§ Supplied records:
──────
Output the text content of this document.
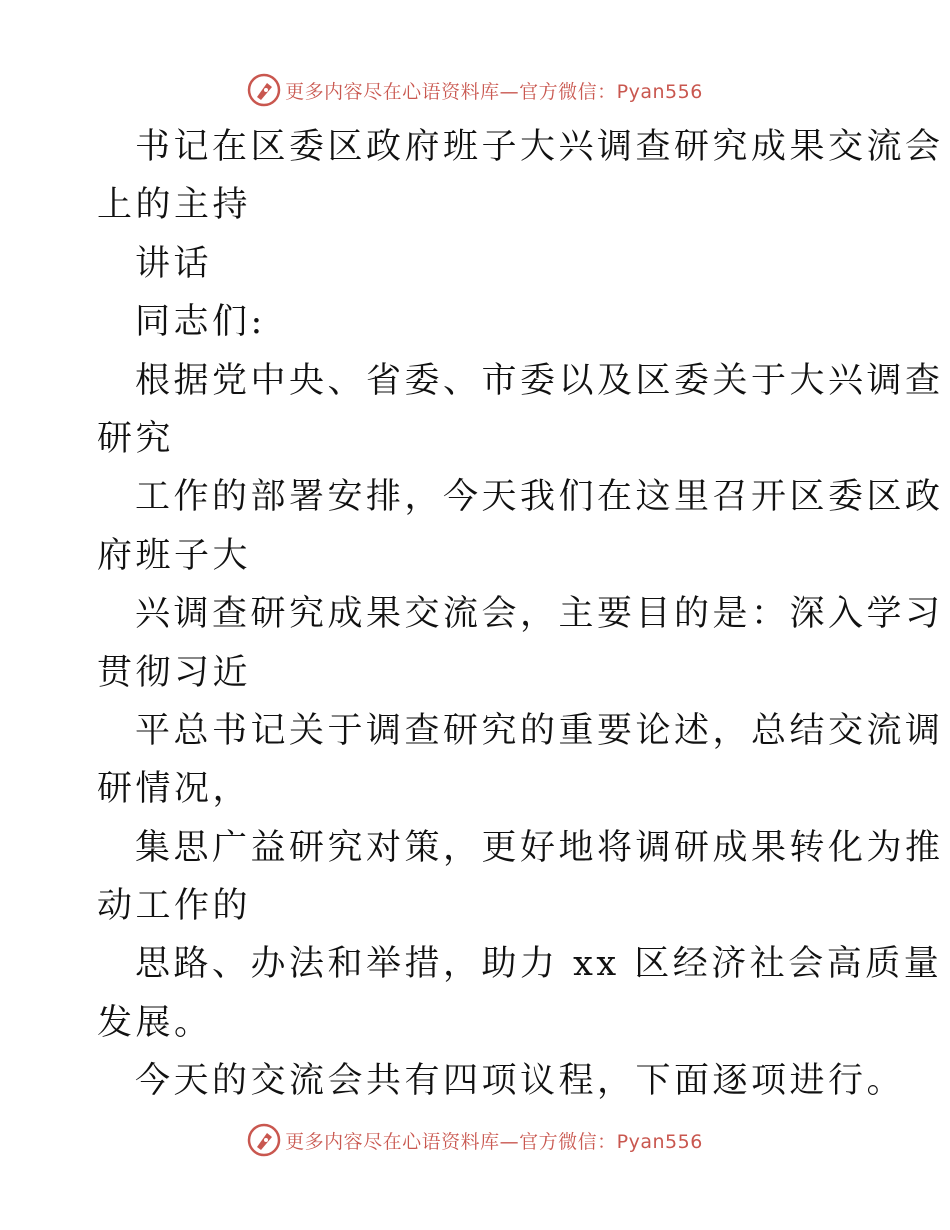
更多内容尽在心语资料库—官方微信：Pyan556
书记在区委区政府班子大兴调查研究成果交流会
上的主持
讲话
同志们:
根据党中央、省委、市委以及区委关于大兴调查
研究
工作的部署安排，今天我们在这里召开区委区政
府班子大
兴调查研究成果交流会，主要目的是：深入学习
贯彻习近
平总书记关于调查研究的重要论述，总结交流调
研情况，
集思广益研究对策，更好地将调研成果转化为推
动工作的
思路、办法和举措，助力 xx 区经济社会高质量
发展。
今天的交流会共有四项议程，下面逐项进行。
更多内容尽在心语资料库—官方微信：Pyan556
──────
Reproduce the data above in full, exactly as it is, with the pictures left out.

Output the text content of this document.
更多内容尽在心语资料库—官方微信：Pyan556
书记在区委区政府班子大兴调查研究成果交流会
上的主持
讲话
同志们:
根据党中央、省委、市委以及区委关于大兴调查
研究
工作的部署安排，今天我们在这里召开区委区政
府班子大
兴调查研究成果交流会，主要目的是：深入学习
贯彻习近
平总书记关于调查研究的重要论述，总结交流调
研情况，
集思广益研究对策，更好地将调研成果转化为推
动工作的
思路、办法和举措，助力 xx 区经济社会高质量
发展。
今天的交流会共有四项议程，下面逐项进行。
更多内容尽在心语资料库—官方微信：Pyan556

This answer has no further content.